*WHAT YOU HAVE TO DO*. Go through the listing below and gather every line with the word "VaultX".

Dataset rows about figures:
********************

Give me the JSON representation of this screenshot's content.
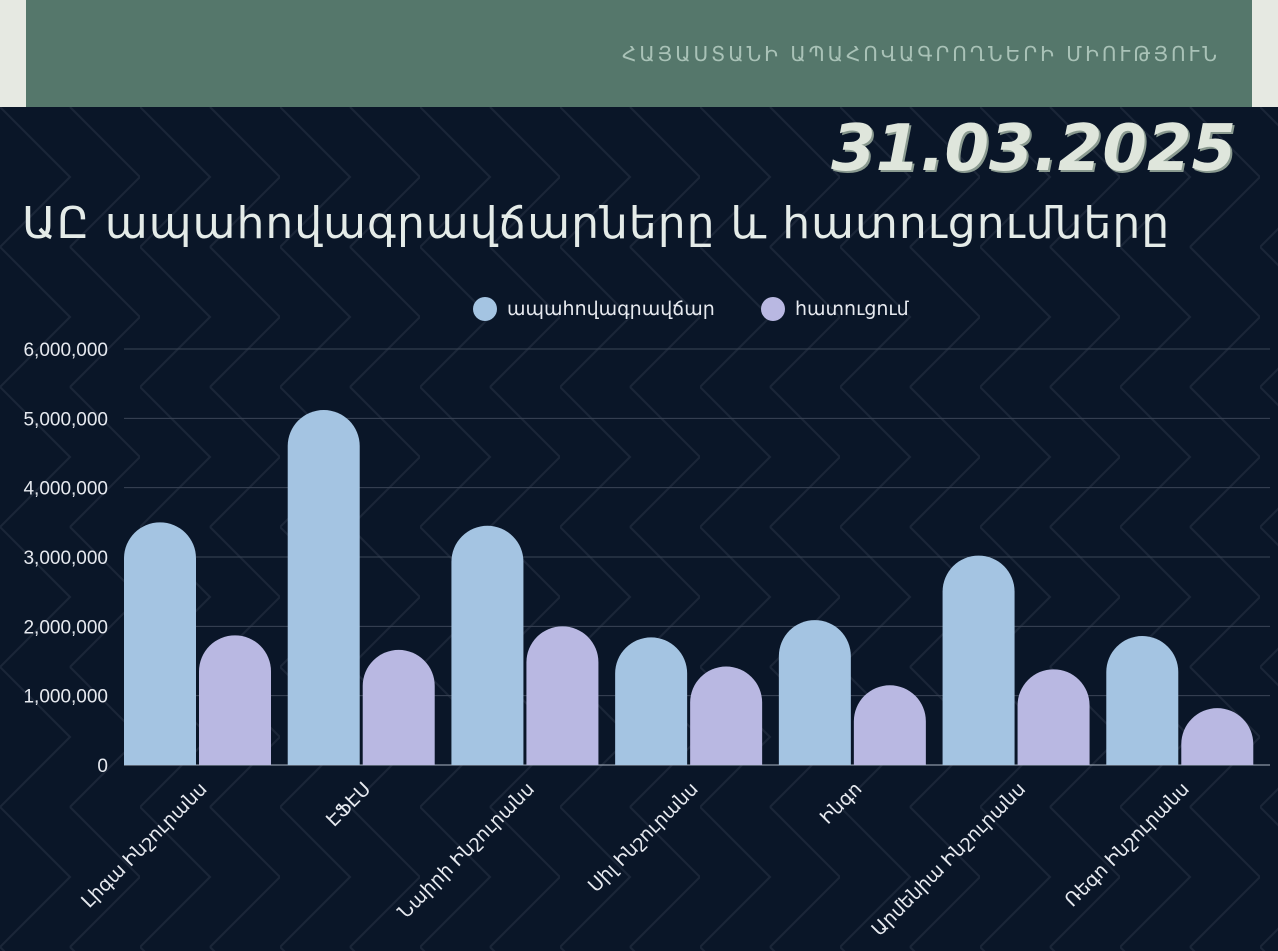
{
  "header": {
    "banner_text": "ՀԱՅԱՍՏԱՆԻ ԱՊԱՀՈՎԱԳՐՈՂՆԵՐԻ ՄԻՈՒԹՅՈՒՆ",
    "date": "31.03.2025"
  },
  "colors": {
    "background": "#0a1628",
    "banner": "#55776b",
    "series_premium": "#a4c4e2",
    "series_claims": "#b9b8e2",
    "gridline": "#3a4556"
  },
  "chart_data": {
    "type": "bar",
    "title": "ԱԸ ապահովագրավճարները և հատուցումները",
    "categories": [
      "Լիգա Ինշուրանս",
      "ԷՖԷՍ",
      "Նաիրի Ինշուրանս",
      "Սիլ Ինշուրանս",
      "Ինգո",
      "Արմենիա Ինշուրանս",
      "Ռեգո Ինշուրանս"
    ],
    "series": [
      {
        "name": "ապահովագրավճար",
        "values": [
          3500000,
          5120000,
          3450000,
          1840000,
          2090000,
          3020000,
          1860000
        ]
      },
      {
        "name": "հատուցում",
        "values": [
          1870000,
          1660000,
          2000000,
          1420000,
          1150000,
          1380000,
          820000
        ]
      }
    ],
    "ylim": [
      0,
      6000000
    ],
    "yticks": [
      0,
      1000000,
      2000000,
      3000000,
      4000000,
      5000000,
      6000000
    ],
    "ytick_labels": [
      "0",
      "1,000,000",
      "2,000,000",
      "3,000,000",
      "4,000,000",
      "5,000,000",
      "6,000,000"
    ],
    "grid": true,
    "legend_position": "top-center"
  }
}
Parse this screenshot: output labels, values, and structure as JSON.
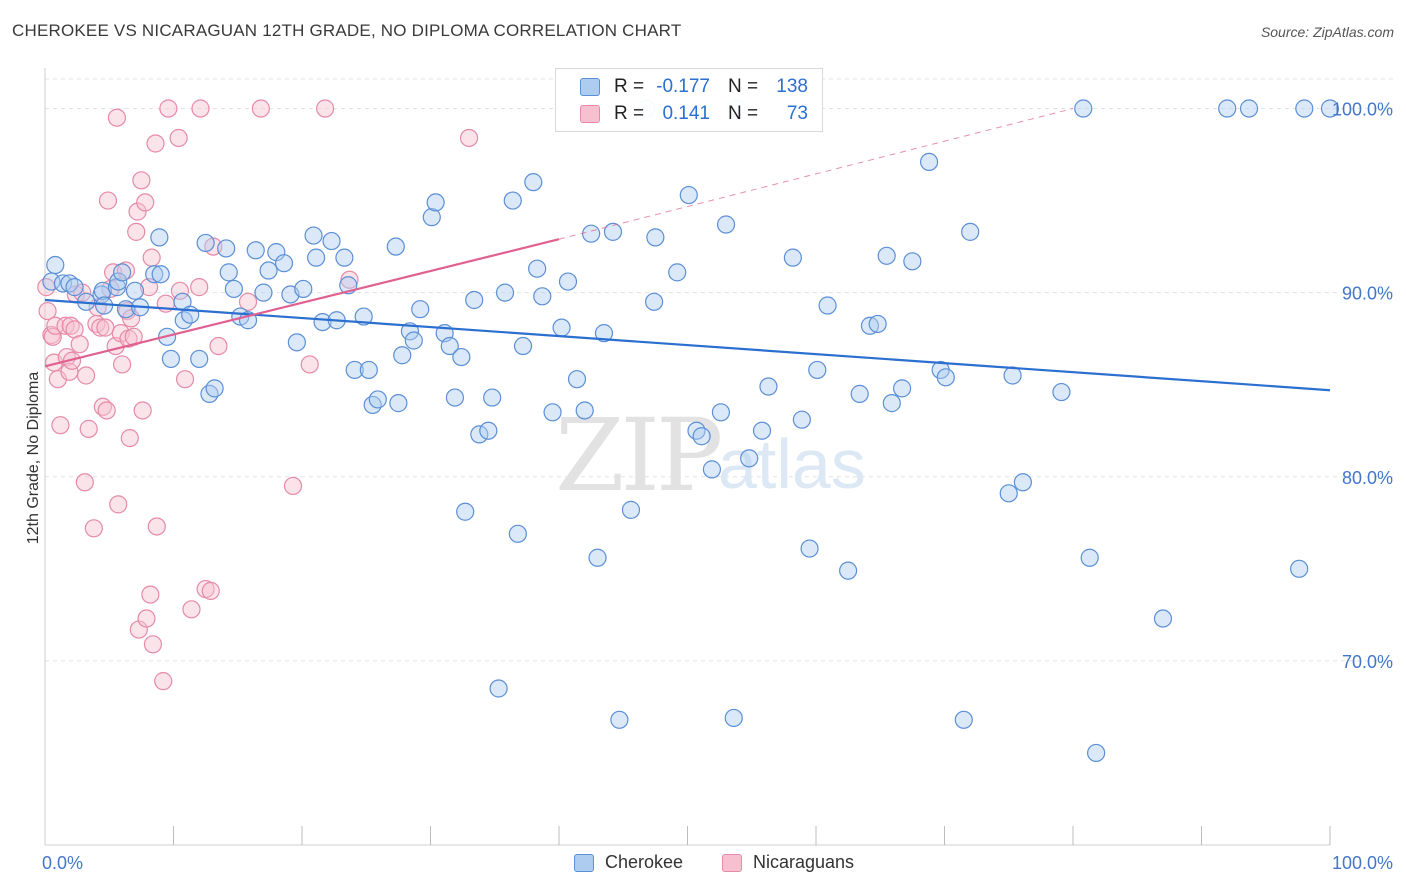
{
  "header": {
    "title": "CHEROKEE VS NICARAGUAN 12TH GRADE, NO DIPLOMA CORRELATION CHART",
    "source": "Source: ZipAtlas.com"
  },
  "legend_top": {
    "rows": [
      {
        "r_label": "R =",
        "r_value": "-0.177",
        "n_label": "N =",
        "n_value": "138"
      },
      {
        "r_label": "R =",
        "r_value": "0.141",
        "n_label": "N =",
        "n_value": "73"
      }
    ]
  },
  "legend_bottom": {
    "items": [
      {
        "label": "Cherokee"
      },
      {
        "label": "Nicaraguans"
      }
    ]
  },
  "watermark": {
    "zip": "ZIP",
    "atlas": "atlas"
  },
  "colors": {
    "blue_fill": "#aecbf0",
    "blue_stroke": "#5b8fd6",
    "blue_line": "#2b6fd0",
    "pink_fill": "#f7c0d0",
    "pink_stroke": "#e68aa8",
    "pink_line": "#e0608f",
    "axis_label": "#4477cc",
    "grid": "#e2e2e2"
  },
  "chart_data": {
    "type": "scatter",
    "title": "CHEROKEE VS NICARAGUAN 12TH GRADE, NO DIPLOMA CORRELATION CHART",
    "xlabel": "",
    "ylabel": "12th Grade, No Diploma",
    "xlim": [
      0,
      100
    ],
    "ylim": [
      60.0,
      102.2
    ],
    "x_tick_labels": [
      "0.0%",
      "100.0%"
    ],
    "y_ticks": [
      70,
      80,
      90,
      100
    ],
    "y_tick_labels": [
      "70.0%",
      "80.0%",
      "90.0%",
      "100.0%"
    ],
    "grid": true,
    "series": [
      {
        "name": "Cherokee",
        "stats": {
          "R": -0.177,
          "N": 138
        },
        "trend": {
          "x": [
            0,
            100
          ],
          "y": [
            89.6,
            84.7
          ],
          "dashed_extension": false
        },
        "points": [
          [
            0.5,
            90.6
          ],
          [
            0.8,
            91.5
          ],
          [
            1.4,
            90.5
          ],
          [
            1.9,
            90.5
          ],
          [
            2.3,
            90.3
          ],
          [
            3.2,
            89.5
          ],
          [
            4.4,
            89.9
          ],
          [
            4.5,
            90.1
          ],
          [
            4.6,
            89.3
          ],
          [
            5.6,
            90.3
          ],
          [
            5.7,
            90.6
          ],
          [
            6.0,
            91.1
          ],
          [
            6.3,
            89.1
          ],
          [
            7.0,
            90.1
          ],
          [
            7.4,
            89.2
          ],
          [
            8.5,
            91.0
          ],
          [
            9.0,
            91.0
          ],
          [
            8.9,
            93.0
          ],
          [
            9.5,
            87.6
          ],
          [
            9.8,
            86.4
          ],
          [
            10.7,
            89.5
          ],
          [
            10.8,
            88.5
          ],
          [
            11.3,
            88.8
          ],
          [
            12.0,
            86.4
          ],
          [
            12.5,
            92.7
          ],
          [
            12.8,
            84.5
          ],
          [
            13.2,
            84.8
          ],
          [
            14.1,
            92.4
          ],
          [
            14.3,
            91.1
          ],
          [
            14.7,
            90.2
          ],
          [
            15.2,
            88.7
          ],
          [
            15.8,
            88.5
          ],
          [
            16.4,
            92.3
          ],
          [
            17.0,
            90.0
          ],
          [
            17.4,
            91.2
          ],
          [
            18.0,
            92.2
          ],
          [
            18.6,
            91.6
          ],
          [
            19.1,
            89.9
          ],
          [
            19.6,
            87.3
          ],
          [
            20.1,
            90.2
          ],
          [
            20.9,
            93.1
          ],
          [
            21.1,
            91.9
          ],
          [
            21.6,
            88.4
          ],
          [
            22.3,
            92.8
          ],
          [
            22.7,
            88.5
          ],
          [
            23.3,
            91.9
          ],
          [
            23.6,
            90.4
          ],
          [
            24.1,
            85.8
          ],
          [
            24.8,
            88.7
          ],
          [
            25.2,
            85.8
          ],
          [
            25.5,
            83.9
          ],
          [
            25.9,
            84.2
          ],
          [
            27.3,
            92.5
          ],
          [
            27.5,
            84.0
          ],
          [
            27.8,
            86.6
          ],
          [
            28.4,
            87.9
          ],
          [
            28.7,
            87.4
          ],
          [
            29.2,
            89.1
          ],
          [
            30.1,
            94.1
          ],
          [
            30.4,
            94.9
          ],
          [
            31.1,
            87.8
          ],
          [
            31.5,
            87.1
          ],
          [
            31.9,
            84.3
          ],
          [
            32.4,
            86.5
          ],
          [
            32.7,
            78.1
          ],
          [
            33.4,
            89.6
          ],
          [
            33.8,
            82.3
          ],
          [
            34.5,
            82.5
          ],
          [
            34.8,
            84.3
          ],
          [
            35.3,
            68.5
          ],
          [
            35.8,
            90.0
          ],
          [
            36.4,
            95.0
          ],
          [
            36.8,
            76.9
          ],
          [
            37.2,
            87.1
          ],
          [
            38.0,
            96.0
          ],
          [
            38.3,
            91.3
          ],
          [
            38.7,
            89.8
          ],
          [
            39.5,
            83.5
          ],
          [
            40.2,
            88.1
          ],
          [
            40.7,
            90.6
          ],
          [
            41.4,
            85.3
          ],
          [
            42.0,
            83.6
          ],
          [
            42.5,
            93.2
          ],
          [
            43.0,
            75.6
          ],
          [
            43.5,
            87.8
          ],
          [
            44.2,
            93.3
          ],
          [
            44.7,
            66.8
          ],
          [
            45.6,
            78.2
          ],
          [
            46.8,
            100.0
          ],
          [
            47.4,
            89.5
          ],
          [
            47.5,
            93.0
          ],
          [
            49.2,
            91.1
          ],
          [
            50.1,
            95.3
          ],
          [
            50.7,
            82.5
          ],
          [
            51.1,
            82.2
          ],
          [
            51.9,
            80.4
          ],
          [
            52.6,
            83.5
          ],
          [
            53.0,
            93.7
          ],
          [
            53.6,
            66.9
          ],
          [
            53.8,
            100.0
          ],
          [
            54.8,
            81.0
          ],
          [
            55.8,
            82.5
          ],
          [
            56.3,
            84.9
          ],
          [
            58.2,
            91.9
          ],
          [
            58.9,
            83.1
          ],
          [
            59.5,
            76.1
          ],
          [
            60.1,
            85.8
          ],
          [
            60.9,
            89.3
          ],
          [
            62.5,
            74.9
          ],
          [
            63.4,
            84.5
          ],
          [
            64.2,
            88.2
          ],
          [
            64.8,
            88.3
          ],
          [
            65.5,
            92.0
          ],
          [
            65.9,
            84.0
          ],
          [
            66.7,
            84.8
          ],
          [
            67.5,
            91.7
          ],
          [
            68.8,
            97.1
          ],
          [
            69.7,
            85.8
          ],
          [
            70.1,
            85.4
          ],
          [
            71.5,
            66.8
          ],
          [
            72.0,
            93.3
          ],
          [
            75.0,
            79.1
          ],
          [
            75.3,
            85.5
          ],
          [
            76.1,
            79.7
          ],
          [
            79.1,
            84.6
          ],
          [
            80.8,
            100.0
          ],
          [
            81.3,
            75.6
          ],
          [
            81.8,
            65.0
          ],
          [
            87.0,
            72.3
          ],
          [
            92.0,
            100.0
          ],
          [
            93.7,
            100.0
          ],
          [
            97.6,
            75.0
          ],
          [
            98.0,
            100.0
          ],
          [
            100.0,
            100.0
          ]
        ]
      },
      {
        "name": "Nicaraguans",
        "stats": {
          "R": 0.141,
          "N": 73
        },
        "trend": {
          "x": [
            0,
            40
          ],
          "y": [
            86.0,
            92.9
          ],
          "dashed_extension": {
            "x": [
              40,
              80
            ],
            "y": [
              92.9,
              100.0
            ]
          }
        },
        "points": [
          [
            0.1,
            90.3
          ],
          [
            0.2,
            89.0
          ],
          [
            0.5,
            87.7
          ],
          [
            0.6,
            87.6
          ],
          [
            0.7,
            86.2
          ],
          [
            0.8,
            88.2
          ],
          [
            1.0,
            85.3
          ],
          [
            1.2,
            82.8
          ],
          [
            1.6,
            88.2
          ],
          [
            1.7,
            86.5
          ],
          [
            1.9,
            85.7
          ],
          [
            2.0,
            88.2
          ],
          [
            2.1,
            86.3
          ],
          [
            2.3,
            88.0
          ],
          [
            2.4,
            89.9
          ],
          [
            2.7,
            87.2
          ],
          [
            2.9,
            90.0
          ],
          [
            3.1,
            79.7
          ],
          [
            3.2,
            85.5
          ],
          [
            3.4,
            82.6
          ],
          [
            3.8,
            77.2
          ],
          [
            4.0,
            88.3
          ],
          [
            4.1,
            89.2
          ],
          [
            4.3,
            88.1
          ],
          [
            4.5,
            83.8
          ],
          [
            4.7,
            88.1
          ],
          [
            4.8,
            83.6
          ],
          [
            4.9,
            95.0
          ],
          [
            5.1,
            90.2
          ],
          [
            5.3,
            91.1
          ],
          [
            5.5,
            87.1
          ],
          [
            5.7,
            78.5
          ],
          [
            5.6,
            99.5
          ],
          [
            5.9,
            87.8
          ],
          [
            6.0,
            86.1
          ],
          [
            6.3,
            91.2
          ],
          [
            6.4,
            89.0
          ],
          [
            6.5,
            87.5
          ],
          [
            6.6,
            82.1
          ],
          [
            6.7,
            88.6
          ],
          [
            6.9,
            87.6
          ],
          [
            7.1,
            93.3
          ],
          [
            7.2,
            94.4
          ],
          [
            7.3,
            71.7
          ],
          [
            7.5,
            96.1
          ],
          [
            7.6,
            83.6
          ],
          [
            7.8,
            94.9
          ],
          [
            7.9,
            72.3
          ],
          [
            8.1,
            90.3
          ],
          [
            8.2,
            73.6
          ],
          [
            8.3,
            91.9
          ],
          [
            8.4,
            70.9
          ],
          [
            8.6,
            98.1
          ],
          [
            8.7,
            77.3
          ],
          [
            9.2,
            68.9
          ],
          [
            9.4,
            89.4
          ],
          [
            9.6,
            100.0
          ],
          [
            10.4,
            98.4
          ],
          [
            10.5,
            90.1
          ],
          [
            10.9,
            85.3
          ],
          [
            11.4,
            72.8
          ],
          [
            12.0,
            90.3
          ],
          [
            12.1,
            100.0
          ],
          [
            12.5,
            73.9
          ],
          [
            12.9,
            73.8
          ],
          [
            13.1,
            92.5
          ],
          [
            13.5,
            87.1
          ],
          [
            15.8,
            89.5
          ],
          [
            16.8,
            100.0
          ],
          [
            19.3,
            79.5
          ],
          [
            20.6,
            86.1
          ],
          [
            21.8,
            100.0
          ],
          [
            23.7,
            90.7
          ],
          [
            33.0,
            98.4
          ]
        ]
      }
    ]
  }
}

********************

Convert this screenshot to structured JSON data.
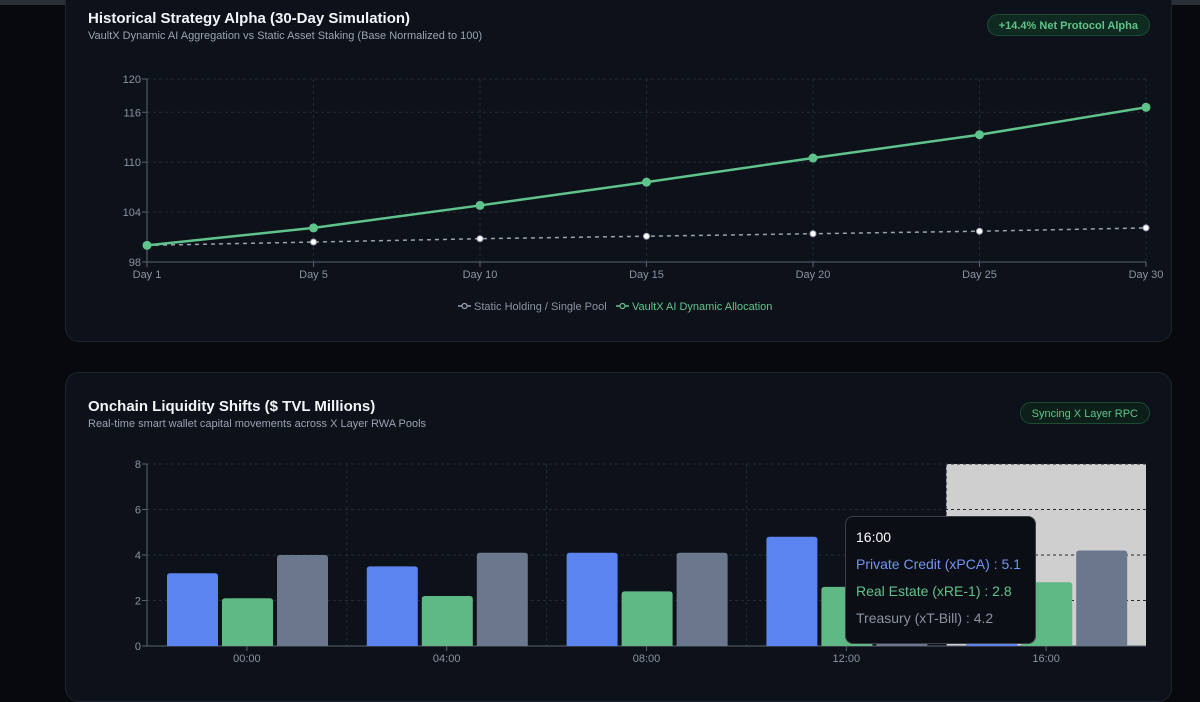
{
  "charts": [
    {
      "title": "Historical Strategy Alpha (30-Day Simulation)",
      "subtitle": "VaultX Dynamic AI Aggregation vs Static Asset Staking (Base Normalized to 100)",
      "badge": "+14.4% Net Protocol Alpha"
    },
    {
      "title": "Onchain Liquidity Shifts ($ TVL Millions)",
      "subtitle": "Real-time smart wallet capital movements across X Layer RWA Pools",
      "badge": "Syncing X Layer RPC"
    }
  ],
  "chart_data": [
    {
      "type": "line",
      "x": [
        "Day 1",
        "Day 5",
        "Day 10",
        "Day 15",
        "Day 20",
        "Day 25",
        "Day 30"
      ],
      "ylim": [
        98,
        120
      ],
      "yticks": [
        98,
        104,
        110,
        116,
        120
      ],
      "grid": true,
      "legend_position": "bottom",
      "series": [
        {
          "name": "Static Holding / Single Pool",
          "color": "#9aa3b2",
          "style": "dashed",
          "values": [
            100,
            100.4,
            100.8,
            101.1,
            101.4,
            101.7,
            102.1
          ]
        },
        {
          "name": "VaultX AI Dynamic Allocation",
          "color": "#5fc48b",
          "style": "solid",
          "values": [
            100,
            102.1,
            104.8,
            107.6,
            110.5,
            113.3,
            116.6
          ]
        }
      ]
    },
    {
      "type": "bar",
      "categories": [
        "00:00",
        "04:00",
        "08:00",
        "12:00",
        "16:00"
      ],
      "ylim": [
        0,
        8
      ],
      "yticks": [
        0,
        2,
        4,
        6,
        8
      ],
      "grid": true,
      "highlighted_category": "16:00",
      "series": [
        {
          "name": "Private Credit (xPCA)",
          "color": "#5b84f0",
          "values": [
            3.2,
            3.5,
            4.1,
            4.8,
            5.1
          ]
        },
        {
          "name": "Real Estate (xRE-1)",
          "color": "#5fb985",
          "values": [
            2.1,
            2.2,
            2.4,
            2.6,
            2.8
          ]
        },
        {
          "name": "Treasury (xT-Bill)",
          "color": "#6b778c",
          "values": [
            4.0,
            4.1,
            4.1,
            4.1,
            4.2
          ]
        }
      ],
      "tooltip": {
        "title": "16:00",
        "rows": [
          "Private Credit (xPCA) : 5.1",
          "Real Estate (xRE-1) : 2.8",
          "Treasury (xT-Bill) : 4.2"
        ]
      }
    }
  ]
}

********************

*EXERCISE RESULT*.
      "subtitle": "VaultX Dynamic AI Aggregation vs Static Asset Staking (Base Normalized to 100)",
          "name": "VaultX AI Dynamic Allocation",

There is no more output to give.